TASK DATA >>
....

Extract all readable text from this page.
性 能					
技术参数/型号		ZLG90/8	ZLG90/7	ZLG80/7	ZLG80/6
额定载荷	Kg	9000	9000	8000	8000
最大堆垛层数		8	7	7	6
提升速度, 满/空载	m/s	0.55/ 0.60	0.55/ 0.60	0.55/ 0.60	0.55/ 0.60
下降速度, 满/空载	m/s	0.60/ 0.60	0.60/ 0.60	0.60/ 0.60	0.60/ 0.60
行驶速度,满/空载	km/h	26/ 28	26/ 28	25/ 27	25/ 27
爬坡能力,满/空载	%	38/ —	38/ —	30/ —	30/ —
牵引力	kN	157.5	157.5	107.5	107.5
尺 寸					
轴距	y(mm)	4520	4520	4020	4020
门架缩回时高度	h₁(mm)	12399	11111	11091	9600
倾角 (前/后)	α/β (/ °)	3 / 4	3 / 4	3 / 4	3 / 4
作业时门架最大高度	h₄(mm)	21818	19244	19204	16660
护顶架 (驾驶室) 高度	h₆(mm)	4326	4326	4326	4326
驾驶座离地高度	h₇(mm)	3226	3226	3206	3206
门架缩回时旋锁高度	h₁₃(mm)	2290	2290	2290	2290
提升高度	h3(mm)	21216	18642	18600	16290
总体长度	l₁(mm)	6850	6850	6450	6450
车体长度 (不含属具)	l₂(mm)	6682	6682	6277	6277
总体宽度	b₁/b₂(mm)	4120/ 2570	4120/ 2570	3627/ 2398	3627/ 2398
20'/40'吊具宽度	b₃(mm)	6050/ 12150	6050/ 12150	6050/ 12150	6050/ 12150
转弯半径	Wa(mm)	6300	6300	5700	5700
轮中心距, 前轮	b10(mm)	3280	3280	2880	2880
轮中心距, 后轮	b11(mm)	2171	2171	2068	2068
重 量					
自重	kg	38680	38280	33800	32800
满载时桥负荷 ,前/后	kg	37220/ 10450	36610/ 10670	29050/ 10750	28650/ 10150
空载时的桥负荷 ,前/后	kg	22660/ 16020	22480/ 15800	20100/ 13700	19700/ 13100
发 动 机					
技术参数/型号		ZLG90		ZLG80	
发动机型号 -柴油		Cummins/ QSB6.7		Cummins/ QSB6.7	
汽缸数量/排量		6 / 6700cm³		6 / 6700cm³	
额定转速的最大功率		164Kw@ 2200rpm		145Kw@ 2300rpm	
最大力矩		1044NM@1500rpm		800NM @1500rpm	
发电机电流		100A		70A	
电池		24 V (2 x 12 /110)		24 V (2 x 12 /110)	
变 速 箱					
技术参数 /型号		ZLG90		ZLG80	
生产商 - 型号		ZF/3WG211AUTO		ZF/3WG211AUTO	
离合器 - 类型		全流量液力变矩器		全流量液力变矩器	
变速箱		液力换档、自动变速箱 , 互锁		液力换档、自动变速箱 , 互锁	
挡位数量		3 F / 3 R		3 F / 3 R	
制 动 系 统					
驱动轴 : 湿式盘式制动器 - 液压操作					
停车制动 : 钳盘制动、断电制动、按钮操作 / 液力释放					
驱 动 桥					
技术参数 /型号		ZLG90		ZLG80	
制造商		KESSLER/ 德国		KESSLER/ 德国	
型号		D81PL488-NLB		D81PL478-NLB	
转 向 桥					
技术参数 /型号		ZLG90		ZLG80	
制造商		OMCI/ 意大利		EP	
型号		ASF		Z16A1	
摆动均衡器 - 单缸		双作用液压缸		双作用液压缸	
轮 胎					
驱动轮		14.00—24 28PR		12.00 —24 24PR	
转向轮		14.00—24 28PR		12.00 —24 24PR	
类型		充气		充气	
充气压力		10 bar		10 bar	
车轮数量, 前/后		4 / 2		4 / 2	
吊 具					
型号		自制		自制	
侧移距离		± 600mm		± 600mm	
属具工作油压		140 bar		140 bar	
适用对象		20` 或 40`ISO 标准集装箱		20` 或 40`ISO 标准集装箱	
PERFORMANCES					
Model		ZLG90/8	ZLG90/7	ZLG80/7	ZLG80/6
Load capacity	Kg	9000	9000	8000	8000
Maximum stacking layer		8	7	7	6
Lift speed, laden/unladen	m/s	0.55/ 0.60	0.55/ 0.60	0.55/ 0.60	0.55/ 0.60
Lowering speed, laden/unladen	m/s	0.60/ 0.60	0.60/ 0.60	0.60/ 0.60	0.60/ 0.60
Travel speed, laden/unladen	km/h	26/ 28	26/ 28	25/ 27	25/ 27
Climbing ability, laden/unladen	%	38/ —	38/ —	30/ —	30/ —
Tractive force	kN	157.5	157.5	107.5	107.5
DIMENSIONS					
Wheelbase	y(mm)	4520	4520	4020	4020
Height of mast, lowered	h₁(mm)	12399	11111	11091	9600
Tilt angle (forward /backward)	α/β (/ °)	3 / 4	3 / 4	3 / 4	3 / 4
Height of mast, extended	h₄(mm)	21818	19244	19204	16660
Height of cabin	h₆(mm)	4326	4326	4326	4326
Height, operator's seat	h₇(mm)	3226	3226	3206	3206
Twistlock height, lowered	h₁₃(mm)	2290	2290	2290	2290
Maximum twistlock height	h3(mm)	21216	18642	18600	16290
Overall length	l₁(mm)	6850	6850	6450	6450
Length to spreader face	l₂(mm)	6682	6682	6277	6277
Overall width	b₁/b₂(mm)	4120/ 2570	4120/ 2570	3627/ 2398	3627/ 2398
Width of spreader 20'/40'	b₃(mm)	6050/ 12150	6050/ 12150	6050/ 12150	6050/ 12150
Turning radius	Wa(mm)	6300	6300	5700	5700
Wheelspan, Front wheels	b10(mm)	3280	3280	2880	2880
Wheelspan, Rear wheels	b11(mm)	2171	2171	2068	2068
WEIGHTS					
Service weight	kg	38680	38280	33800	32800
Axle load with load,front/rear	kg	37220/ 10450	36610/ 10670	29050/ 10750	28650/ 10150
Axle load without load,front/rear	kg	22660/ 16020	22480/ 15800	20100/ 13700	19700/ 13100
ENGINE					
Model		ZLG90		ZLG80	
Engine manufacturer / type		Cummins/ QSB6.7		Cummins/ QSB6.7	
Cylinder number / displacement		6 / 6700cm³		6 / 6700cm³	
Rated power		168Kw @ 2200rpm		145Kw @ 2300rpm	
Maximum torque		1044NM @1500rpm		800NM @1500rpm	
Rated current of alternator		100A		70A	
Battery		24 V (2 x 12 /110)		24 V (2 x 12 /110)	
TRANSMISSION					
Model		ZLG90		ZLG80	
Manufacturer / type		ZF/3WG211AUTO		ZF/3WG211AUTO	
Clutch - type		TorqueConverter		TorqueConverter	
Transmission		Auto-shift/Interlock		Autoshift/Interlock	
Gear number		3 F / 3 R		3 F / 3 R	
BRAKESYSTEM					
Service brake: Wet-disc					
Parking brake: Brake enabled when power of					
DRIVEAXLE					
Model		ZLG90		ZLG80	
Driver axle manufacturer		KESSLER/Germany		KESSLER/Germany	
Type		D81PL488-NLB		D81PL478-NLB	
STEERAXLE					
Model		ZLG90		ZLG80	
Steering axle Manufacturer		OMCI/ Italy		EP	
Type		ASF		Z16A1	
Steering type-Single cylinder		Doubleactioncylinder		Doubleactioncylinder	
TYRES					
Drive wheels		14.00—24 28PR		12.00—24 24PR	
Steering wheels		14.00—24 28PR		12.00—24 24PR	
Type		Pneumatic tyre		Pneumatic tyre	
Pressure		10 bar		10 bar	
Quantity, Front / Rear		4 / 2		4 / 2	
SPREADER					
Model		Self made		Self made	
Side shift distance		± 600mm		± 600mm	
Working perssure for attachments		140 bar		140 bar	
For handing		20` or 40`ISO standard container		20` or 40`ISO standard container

....

JOB >> Reproduce all of the records exactly.

RESPONSE TO THE TASK >>
Extract all readable text from this page.
性 能					
技术参数/型号		ZLG90/8	ZLG90/7	ZLG80/7	ZLG80/6
额定载荷	Kg	9000	9000	8000	8000
最大堆垛层数		8	7	7	6
提升速度, 满/空载	m/s	0.55/ 0.60	0.55/ 0.60	0.55/ 0.60	0.55/ 0.60
下降速度, 满/空载	m/s	0.60/ 0.60	0.60/ 0.60	0.60/ 0.60	0.60/ 0.60
行驶速度,满/空载	km/h	26/ 28	26/ 28	25/ 27	25/ 27
爬坡能力,满/空载	%	38/ —	38/ —	30/ —	30/ —
牵引力	kN	157.5	157.5	107.5	107.5
尺 寸					
轴距	y(mm)	4520	4520	4020	4020
门架缩回时高度	h₁(mm)	12399	11111	11091	9600
倾角 (前/后)	α/β (/ °)	3 / 4	3 / 4	3 / 4	3 / 4
作业时门架最大高度	h₄(mm)	21818	19244	19204	16660
护顶架 (驾驶室) 高度	h₆(mm)	4326	4326	4326	4326
驾驶座离地高度	h₇(mm)	3226	3226	3206	3206
门架缩回时旋锁高度	h₁₃(mm)	2290	2290	2290	2290
提升高度	h3(mm)	21216	18642	18600	16290
总体长度	l₁(mm)	6850	6850	6450	6450
车体长度 (不含属具)	l₂(mm)	6682	6682	6277	6277
总体宽度	b₁/b₂(mm)	4120/ 2570	4120/ 2570	3627/ 2398	3627/ 2398
20'/40'吊具宽度	b₃(mm)	6050/ 12150	6050/ 12150	6050/ 12150	6050/ 12150
转弯半径	Wa(mm)	6300	6300	5700	5700
轮中心距, 前轮	b10(mm)	3280	3280	2880	2880
轮中心距, 后轮	b11(mm)	2171	2171	2068	2068
重 量					
自重	kg	38680	38280	33800	32800
满载时桥负荷 ,前/后	kg	37220/ 10450	36610/ 10670	29050/ 10750	28650/ 10150
空载时的桥负荷 ,前/后	kg	22660/ 16020	22480/ 15800	20100/ 13700	19700/ 13100
发 动 机					
技术参数/型号		ZLG90		ZLG80	
发动机型号 -柴油		Cummins/ QSB6.7		Cummins/ QSB6.7	
汽缸数量/排量		6 / 6700cm³		6 / 6700cm³	
额定转速的最大功率		164Kw@ 2200rpm		145Kw@ 2300rpm	
最大力矩		1044NM@1500rpm		800NM @1500rpm	
发电机电流		100A		70A	
电池		24 V (2 x 12 /110)		24 V (2 x 12 /110)	
变 速 箱					
技术参数 /型号		ZLG90		ZLG80	
生产商 - 型号		ZF/3WG211AUTO		ZF/3WG211AUTO	
离合器 - 类型		全流量液力变矩器		全流量液力变矩器	
变速箱		液力换档、自动变速箱 , 互锁		液力换档、自动变速箱 , 互锁	
挡位数量		3 F / 3 R		3 F / 3 R	
制 动 系 统					
驱动轴 : 湿式盘式制动器 - 液压操作					
停车制动 : 钳盘制动、断电制动、按钮操作 / 液力释放					
驱 动 桥					
技术参数 /型号		ZLG90		ZLG80	
制造商		KESSLER/ 德国		KESSLER/ 德国	
型号		D81PL488-NLB		D81PL478-NLB	
转 向 桥					
技术参数 /型号		ZLG90		ZLG80	
制造商		OMCI/ 意大利		EP	
型号		ASF		Z16A1	
摆动均衡器 - 单缸		双作用液压缸		双作用液压缸	
轮 胎					
驱动轮		14.00—24 28PR		12.00 —24 24PR	
转向轮		14.00—24 28PR		12.00 —24 24PR	
类型		充气		充气	
充气压力		10 bar		10 bar	
车轮数量, 前/后		4 / 2		4 / 2	
吊 具					
型号		自制		自制	
侧移距离		± 600mm		± 600mm	
属具工作油压		140 bar		140 bar	
适用对象		20` 或 40`ISO 标准集装箱		20` 或 40`ISO 标准集装箱	
PERFORMANCES					
Model		ZLG90/8	ZLG90/7	ZLG80/7	ZLG80/6
Load capacity	Kg	9000	9000	8000	8000
Maximum stacking layer		8	7	7	6
Lift speed, laden/unladen	m/s	0.55/ 0.60	0.55/ 0.60	0.55/ 0.60	0.55/ 0.60
Lowering speed, laden/unladen	m/s	0.60/ 0.60	0.60/ 0.60	0.60/ 0.60	0.60/ 0.60
Travel speed, laden/unladen	km/h	26/ 28	26/ 28	25/ 27	25/ 27
Climbing ability, laden/unladen	%	38/ —	38/ —	30/ —	30/ —
Tractive force	kN	157.5	157.5	107.5	107.5
DIMENSIONS					
Wheelbase	y(mm)	4520	4520	4020	4020
Height of mast, lowered	h₁(mm)	12399	11111	11091	9600
Tilt angle (forward /backward)	α/β (/ °)	3 / 4	3 / 4	3 / 4	3 / 4
Height of mast, extended	h₄(mm)	21818	19244	19204	16660
Height of cabin	h₆(mm)	4326	4326	4326	4326
Height, operator's seat	h₇(mm)	3226	3226	3206	3206
Twistlock height, lowered	h₁₃(mm)	2290	2290	2290	2290
Maximum twistlock height	h3(mm)	21216	18642	18600	16290
Overall length	l₁(mm)	6850	6850	6450	6450
Length to spreader face	l₂(mm)	6682	6682	6277	6277
Overall width	b₁/b₂(mm)	4120/ 2570	4120/ 2570	3627/ 2398	3627/ 2398
Width of spreader 20'/40'	b₃(mm)	6050/ 12150	6050/ 12150	6050/ 12150	6050/ 12150
Turning radius	Wa(mm)	6300	6300	5700	5700
Wheelspan, Front wheels	b10(mm)	3280	3280	2880	2880
Wheelspan, Rear wheels	b11(mm)	2171	2171	2068	2068
WEIGHTS					
Service weight	kg	38680	38280	33800	32800
Axle load with load,front/rear	kg	37220/ 10450	36610/ 10670	29050/ 10750	28650/ 10150
Axle load without load,front/rear	kg	22660/ 16020	22480/ 15800	20100/ 13700	19700/ 13100
ENGINE					
Model		ZLG90		ZLG80	
Engine manufacturer / type		Cummins/ QSB6.7		Cummins/ QSB6.7	
Cylinder number / displacement		6 / 6700cm³		6 / 6700cm³	
Rated power		168Kw @ 2200rpm		145Kw @ 2300rpm	
Maximum torque		1044NM @1500rpm		800NM @1500rpm	
Rated current of alternator		100A		70A	
Battery		24 V (2 x 12 /110)		24 V (2 x 12 /110)	
TRANSMISSION					
Model		ZLG90		ZLG80	
Manufacturer / type		ZF/3WG211AUTO		ZF/3WG211AUTO	
Clutch - type		TorqueConverter		TorqueConverter	
Transmission		Auto-shift/Interlock		Autoshift/Interlock	
Gear number		3 F / 3 R		3 F / 3 R	
BRAKESYSTEM					
Service brake: Wet-disc					
Parking brake: Brake enabled when power of					
DRIVEAXLE					
Model		ZLG90		ZLG80	
Driver axle manufacturer		KESSLER/Germany		KESSLER/Germany	
Type		D81PL488-NLB		D81PL478-NLB	
STEERAXLE					
Model		ZLG90		ZLG80	
Steering axle Manufacturer		OMCI/ Italy		EP	
Type		ASF		Z16A1	
Steering type-Single cylinder		Doubleactioncylinder		Doubleactioncylinder	
TYRES					
Drive wheels		14.00—24 28PR		12.00—24 24PR	
Steering wheels		14.00—24 28PR		12.00—24 24PR	
Type		Pneumatic tyre		Pneumatic tyre	
Pressure		10 bar		10 bar	
Quantity, Front / Rear		4 / 2		4 / 2	
SPREADER					
Model		Self made		Self made	
Side shift distance		± 600mm		± 600mm	
Working perssure for attachments		140 bar		140 bar	
For handing		20` or 40`ISO standard container		20` or 40`ISO standard container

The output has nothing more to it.